• [TASK STATEMENT]:
Copy every line in which the string "role" occurs.

[Data items]
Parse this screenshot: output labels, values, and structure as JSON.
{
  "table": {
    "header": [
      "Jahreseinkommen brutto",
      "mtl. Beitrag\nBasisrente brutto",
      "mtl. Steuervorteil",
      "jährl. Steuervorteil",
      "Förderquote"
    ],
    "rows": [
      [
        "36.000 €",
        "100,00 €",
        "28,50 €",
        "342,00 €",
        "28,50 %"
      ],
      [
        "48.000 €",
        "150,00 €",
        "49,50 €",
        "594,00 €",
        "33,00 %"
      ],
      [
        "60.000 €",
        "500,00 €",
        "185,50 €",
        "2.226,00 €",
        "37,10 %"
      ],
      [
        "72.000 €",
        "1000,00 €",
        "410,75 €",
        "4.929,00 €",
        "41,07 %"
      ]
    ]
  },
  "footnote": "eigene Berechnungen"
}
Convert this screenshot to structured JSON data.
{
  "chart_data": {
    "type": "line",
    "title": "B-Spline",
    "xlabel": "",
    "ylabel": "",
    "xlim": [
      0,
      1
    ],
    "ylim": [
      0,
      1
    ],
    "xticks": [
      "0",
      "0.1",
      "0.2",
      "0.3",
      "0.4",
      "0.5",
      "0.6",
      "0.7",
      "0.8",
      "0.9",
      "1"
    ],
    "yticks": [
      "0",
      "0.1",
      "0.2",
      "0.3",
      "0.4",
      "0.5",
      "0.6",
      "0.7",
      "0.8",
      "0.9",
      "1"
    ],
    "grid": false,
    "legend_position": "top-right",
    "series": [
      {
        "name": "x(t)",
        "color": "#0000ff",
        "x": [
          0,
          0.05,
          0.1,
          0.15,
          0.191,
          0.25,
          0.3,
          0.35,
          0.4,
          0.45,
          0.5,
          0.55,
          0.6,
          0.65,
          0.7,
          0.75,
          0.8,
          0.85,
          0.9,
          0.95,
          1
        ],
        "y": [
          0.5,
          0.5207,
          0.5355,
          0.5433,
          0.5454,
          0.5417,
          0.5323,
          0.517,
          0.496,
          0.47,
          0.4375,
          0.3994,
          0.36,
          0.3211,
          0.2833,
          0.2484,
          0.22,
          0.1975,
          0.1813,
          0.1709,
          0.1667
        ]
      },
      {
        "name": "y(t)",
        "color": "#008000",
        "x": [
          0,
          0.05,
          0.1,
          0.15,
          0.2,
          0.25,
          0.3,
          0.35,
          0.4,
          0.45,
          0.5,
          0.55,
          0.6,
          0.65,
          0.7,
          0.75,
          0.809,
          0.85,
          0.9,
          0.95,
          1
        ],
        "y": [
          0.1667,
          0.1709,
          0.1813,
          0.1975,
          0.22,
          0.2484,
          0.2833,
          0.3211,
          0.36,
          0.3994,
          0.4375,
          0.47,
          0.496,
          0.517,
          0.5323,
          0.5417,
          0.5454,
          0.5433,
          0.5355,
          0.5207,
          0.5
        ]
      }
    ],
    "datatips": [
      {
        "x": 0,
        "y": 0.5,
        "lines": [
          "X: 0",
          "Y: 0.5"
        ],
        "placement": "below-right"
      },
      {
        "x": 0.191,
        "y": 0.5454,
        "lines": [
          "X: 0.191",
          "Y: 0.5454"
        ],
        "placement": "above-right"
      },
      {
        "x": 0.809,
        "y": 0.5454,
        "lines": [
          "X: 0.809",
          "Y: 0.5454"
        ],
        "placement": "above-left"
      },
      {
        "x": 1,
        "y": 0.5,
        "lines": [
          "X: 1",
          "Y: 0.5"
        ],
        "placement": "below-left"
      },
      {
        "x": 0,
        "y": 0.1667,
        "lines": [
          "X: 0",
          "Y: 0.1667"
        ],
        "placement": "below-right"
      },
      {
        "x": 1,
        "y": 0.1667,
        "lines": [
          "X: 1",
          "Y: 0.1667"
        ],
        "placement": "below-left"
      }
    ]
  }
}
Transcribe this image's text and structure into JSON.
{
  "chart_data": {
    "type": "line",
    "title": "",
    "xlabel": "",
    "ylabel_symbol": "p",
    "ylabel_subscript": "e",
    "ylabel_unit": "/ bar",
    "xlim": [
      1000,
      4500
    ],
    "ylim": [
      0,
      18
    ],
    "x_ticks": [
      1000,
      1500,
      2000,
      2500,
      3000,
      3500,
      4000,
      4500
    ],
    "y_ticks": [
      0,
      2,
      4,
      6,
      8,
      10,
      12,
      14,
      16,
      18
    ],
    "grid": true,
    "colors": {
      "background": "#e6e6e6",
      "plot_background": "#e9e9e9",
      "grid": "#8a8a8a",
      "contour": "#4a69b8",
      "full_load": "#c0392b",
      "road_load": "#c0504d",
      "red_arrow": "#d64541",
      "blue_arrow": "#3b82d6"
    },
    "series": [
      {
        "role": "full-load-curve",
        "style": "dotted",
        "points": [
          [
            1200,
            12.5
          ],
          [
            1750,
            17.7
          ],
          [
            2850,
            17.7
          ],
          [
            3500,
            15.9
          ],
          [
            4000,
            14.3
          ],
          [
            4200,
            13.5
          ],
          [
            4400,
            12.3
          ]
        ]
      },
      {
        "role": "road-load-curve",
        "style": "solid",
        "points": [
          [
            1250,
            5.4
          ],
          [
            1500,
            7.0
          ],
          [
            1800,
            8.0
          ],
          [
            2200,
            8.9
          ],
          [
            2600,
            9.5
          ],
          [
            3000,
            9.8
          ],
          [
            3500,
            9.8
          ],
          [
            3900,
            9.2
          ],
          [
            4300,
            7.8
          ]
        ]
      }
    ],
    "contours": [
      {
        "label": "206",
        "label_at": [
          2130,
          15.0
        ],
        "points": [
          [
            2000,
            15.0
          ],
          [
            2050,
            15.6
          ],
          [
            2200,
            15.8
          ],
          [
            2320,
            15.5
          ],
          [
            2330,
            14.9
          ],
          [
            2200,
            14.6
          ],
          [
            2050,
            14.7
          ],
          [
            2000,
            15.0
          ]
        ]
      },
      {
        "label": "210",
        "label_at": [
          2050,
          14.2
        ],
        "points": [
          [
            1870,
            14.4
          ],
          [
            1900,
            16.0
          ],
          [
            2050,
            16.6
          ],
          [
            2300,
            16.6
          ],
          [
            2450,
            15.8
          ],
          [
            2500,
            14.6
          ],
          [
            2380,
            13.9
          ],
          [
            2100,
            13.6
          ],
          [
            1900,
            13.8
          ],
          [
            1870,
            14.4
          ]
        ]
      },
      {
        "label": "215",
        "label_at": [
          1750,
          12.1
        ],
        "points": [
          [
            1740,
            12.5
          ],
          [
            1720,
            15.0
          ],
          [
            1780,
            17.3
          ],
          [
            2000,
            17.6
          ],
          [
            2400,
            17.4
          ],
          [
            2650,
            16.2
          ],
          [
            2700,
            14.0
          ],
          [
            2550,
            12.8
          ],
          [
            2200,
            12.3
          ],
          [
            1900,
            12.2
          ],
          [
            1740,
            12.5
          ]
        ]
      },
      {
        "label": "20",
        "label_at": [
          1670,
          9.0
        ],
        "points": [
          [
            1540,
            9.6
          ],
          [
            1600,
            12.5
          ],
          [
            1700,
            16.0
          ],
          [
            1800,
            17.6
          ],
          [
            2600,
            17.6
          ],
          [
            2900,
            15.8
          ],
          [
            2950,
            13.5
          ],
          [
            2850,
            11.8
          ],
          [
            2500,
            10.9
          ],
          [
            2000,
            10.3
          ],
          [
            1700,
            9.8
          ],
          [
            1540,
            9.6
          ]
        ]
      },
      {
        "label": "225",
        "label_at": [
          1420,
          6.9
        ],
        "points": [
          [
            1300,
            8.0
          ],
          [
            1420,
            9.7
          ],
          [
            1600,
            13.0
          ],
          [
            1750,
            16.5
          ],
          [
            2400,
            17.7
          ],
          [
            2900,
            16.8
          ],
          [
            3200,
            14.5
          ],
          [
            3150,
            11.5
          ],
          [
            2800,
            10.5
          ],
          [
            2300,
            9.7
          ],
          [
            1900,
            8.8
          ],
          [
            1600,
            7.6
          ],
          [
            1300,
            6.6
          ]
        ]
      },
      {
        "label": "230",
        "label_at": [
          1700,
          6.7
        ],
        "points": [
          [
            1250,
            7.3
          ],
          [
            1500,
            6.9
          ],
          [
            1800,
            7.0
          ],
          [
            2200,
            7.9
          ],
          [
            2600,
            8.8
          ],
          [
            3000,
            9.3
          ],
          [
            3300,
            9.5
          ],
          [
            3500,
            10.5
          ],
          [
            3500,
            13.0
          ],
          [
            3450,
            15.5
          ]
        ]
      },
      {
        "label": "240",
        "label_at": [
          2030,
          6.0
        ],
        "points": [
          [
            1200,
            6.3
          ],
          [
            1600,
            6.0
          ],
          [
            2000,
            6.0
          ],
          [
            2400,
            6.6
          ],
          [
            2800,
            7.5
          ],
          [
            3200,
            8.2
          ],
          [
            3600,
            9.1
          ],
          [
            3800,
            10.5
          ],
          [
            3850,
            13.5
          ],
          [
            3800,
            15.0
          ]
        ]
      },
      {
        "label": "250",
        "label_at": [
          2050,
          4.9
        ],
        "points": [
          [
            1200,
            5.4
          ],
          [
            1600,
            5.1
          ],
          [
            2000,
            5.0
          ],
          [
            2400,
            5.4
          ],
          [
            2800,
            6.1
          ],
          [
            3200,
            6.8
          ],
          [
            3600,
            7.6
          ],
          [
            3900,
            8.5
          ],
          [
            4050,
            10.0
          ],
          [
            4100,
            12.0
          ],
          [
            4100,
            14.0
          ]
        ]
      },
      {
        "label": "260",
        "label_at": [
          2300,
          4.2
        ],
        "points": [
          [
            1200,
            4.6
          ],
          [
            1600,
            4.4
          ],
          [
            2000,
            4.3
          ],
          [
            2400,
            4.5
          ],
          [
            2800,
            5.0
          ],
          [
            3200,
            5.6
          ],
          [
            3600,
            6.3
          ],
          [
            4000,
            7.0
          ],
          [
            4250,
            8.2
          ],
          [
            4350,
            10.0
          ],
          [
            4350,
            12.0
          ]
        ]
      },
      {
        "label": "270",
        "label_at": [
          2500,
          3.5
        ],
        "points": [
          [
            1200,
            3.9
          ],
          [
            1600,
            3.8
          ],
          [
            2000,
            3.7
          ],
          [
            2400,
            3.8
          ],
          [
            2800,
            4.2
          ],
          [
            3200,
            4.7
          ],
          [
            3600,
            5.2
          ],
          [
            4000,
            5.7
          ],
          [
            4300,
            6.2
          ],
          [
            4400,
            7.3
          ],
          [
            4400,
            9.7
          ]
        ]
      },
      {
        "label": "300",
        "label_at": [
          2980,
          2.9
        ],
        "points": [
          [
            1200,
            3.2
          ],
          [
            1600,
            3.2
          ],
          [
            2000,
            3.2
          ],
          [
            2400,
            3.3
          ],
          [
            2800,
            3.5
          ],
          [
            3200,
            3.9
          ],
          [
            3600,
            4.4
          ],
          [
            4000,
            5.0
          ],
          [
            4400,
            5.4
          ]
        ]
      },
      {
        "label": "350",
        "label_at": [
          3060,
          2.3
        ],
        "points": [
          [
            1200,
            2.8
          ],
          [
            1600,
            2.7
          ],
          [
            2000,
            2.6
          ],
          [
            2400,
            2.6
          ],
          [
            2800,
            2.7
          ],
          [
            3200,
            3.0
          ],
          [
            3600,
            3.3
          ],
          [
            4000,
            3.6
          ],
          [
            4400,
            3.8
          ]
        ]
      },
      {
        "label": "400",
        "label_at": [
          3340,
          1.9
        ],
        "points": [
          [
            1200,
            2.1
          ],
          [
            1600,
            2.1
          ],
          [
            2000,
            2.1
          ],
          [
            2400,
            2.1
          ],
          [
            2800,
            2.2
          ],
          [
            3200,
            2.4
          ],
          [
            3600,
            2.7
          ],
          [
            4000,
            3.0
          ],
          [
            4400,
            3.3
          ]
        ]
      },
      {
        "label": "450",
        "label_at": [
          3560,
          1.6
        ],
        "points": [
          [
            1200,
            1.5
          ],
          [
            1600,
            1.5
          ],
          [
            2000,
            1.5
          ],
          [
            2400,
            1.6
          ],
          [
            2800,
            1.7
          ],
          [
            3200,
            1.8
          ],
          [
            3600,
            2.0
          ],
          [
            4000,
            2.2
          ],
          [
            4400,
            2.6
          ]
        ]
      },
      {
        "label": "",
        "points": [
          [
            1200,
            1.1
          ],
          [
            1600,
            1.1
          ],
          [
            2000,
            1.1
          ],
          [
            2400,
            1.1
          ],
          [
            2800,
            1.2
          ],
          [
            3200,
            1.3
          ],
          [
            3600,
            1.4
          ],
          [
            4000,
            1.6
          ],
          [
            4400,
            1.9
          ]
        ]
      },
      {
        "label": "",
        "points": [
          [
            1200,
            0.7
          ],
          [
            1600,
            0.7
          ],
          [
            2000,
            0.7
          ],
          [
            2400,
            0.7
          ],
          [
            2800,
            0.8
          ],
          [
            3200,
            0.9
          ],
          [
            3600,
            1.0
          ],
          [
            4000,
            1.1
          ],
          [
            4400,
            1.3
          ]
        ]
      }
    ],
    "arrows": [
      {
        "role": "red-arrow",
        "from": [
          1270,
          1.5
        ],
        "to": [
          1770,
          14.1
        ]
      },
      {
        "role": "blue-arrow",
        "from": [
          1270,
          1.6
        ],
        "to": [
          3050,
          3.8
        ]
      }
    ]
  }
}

• [REPLY TO THE TASK]:
        "role": "full-load-curve",
        "role": "road-load-curve",
        "role": "red-arrow",
        "role": "blue-arrow",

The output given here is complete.